WORK TO BE COMPLETED:
Report, word for word, every line of the material that contains "Kuźnia".

▼

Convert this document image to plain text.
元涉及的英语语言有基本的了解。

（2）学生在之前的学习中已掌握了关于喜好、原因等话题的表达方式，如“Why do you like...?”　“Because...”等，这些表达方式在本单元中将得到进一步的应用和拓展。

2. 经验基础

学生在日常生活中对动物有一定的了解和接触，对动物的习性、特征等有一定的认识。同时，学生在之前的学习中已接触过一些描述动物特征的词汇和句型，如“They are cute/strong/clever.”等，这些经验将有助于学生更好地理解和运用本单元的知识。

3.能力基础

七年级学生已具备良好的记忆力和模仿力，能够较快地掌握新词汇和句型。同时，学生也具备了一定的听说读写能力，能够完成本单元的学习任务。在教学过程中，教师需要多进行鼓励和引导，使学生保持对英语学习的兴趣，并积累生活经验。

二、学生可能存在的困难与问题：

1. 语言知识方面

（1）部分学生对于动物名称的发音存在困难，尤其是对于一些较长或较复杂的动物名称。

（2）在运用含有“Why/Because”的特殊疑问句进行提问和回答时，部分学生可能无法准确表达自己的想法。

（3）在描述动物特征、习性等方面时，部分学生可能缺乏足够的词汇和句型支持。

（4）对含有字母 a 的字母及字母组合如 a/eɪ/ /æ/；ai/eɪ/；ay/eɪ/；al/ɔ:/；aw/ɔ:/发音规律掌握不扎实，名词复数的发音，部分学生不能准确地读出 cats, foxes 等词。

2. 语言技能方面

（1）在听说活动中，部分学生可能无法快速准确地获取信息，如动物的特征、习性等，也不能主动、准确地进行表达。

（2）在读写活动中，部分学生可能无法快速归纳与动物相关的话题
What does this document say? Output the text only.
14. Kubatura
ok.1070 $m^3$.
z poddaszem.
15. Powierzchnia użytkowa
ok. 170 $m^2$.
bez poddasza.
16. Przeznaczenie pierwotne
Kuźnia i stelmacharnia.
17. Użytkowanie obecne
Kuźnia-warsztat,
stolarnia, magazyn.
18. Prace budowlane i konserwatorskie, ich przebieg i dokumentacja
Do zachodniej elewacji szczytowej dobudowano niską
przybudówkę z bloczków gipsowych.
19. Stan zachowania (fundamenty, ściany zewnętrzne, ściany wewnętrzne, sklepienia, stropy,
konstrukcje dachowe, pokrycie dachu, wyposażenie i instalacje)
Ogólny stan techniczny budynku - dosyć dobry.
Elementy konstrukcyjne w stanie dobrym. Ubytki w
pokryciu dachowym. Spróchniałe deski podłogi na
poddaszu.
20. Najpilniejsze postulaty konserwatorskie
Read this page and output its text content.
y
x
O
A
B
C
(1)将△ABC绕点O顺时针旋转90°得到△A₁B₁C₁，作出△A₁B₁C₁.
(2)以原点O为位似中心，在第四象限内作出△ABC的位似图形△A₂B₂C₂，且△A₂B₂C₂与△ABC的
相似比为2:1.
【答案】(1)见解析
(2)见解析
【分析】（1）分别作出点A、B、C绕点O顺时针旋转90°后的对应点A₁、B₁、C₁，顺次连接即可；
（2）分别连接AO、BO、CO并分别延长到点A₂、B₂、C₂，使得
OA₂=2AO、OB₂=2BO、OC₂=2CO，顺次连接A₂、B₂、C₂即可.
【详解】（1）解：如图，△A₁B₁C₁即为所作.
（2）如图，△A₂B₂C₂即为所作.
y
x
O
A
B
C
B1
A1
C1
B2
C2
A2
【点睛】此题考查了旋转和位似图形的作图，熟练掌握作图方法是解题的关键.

▲

FULL ANSWER:
Kuźnia i stelmacharnia.
Kuźnia-warsztat,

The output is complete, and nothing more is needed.